• Short exercise: Rewrite the entries from the line containing "Text: 12: 12: [11, 223, 21, 232]" through the line containing "Text: 8: 8: [119, 289, 124, 298]", substituting "Rectangle" for "Bar" and leaving everything else unchanged.

start Exercise inputs

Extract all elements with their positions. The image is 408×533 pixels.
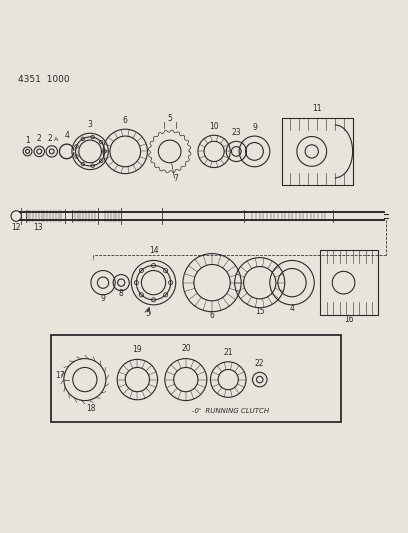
Text: 12: 12: [11, 223, 21, 232]
Text: 16: 16: [345, 315, 354, 324]
Bar: [320, 251, 379, 315]
Text: 7: 7: [173, 174, 178, 183]
Text: 17: 17: [55, 370, 65, 379]
Text: 21: 21: [224, 348, 233, 357]
Text: 19: 19: [133, 345, 142, 354]
Text: 8: 8: [119, 289, 124, 298]
Text: 9: 9: [252, 123, 257, 132]
Text: -0'  RUNNING CLUTCH: -0' RUNNING CLUTCH: [192, 408, 269, 414]
Text: 2: 2: [48, 133, 53, 142]
Bar: [51, 335, 341, 422]
Text: 4351  1000: 4351 1000: [18, 75, 70, 84]
Text: 5: 5: [167, 114, 172, 123]
Text: 20: 20: [181, 344, 191, 353]
Text: 4: 4: [64, 132, 69, 141]
Text: 14: 14: [149, 246, 158, 255]
Text: 6: 6: [210, 311, 215, 320]
Text: 10: 10: [209, 122, 219, 131]
Bar: [282, 118, 353, 184]
Text: 13: 13: [33, 223, 43, 232]
Text: 6: 6: [123, 116, 128, 125]
Text: 5: 5: [145, 309, 150, 318]
Text: 15: 15: [255, 307, 264, 316]
Text: 23: 23: [231, 128, 241, 138]
Text: 9: 9: [101, 294, 106, 303]
Text: 11: 11: [312, 104, 322, 113]
Text: 22: 22: [255, 359, 264, 368]
Text: 1: 1: [25, 135, 30, 144]
Text: A: A: [54, 136, 58, 141]
Text: 4: 4: [290, 304, 295, 313]
Text: 2: 2: [37, 134, 42, 143]
Text: 18: 18: [86, 403, 96, 413]
Text: 3: 3: [88, 120, 93, 129]
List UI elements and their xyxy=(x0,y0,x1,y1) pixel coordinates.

end Exercise inputs

• Answer to this task:
Text: 12: 12: [11, 223, 21, 232]
Text: 16: 16: [345, 315, 354, 324]
Rectangle: [320, 251, 379, 315]
Text: 7: 7: [173, 174, 178, 183]
Text: 17: 17: [55, 370, 65, 379]
Text: 21: 21: [224, 348, 233, 357]
Text: 19: 19: [133, 345, 142, 354]
Text: 8: 8: [119, 289, 124, 298]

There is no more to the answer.